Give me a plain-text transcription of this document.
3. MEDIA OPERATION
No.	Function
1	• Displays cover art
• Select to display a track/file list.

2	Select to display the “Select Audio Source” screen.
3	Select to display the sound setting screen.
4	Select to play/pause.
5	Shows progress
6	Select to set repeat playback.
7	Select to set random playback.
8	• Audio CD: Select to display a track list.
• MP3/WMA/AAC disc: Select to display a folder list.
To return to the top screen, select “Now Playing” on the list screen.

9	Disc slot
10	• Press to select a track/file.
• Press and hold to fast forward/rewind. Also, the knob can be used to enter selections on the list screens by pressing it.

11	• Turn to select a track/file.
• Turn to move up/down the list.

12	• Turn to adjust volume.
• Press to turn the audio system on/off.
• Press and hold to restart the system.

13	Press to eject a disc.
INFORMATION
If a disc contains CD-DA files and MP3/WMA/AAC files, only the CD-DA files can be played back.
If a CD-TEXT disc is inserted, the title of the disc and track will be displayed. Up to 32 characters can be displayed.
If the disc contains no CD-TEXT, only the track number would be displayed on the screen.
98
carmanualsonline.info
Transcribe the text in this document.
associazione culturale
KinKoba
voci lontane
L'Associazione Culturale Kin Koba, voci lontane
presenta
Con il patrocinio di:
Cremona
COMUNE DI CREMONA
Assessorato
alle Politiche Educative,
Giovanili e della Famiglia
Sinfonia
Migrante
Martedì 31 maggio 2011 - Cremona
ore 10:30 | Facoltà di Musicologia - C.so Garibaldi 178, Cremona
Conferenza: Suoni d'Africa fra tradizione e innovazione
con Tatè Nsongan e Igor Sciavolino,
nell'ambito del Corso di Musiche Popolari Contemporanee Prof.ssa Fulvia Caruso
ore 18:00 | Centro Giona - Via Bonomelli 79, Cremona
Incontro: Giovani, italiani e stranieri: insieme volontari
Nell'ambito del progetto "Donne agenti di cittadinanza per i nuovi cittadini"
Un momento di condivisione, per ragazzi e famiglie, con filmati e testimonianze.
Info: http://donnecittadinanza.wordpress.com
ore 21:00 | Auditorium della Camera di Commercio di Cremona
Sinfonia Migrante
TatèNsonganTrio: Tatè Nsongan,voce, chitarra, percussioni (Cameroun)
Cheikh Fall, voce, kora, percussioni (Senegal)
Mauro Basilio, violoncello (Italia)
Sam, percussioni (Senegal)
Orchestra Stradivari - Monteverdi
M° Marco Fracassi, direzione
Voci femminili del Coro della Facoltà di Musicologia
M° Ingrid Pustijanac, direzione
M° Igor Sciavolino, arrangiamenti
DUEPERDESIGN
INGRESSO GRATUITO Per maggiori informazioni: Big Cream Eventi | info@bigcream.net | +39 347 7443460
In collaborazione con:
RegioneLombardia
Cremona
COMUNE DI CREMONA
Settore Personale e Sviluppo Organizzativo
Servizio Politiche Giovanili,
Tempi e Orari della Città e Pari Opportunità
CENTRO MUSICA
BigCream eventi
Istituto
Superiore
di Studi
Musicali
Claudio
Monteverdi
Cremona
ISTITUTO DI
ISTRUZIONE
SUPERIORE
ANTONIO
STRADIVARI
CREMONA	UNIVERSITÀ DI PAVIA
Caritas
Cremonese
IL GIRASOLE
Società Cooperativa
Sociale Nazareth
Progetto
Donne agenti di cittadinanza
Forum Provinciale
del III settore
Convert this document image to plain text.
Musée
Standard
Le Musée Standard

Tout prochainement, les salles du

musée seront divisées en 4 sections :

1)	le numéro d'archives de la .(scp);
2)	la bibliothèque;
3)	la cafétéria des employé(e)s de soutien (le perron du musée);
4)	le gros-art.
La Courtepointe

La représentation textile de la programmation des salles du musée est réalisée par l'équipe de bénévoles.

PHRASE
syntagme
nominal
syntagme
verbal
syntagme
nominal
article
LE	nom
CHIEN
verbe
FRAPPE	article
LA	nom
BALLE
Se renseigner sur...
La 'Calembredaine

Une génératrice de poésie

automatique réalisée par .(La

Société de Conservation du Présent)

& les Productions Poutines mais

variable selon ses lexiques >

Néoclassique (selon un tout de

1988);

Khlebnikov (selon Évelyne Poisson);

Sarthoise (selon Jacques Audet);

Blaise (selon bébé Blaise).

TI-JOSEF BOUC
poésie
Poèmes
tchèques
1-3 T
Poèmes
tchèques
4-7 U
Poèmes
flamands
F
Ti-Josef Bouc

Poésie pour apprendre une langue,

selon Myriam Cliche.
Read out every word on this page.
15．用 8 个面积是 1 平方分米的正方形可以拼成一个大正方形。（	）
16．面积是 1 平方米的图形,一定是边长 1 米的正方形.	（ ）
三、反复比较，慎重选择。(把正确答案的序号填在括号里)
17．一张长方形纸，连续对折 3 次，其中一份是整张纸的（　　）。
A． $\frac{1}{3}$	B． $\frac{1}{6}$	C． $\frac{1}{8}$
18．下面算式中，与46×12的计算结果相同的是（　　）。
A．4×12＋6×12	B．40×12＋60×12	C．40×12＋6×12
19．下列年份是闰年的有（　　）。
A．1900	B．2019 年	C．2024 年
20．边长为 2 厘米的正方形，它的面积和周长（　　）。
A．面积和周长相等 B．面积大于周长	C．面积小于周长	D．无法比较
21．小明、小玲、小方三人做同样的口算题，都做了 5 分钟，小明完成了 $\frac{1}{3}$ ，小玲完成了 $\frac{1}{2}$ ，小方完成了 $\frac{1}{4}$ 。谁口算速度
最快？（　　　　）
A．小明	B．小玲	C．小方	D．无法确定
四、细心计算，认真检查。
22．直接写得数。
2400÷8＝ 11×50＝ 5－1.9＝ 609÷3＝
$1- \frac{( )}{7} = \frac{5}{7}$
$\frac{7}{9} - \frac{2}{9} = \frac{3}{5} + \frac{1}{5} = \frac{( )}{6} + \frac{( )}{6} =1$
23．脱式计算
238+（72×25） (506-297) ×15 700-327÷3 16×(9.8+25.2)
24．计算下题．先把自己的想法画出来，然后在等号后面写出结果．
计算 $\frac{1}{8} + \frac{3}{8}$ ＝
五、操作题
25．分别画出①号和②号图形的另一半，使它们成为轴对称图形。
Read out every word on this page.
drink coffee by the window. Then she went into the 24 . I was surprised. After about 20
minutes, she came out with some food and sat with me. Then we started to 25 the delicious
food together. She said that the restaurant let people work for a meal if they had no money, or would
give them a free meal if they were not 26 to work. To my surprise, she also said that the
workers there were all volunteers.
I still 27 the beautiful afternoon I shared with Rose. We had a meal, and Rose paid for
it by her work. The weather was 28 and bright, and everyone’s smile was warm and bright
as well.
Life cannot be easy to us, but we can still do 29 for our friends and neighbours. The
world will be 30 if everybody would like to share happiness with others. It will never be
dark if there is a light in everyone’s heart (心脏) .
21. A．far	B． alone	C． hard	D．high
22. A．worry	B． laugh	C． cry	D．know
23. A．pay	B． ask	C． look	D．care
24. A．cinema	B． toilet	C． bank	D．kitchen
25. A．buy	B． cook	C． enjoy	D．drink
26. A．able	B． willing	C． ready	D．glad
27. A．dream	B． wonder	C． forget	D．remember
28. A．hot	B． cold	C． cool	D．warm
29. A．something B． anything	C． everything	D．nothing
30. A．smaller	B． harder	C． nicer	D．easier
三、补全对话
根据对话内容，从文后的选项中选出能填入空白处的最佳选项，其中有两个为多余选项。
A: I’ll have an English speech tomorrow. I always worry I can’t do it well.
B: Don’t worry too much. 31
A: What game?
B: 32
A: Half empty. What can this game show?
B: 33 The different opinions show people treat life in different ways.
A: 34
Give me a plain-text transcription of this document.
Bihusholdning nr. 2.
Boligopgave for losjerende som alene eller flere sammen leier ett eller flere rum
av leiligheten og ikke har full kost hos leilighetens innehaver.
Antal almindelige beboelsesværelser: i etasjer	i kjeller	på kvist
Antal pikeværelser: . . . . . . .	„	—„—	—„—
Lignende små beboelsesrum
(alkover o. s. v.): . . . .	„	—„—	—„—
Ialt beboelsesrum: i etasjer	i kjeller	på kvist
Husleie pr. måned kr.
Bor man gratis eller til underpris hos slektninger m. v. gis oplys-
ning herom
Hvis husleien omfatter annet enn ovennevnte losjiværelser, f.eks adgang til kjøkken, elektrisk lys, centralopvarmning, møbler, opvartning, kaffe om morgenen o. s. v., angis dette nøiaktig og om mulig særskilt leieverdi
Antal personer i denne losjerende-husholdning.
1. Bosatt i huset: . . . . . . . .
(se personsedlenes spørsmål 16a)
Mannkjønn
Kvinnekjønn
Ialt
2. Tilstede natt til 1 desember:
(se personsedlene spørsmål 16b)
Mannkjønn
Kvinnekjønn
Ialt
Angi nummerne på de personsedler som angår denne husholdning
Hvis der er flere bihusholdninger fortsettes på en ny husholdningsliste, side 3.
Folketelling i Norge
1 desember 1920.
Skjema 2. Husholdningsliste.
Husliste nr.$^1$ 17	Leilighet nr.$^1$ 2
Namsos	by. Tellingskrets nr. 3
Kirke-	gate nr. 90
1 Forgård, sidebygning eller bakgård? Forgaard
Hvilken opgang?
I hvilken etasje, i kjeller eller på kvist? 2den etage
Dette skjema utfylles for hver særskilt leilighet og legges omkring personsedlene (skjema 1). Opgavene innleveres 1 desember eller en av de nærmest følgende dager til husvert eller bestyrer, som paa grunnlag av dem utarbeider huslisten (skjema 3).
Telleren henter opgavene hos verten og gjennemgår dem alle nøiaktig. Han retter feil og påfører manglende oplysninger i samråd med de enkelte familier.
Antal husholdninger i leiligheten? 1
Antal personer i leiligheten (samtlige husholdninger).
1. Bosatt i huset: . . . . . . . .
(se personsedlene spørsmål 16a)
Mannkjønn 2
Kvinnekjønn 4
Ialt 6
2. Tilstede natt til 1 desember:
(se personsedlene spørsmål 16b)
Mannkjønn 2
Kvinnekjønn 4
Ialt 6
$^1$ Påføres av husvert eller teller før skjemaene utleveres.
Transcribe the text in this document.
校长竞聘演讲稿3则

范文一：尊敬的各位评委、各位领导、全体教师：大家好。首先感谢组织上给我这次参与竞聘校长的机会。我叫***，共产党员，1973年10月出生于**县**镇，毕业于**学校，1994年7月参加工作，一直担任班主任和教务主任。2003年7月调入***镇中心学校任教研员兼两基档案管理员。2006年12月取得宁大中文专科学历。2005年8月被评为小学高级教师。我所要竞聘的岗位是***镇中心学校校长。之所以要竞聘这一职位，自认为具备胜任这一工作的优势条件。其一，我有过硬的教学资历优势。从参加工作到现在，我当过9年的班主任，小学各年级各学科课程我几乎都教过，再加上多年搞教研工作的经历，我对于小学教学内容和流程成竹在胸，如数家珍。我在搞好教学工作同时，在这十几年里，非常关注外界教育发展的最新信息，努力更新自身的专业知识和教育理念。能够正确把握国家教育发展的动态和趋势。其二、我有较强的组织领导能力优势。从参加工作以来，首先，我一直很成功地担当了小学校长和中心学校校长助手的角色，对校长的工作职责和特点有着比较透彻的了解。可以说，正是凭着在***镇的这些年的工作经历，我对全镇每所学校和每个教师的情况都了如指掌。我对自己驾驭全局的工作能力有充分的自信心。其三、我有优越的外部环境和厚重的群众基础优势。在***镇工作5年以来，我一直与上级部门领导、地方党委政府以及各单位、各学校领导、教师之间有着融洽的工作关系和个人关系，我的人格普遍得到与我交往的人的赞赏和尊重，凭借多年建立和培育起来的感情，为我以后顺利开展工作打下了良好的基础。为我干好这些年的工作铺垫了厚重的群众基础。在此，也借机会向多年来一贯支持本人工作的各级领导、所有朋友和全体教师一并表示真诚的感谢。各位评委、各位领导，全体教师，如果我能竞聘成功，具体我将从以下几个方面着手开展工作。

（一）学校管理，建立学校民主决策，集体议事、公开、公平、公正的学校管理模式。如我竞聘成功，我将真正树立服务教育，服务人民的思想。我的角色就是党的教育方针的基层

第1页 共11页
----
Check each line of the entries above, and show every one holding the word "personer".

### Exercise response
Antal personer i denne losjerende-husholdning.
Antal personer i leiligheten (samtlige husholdninger).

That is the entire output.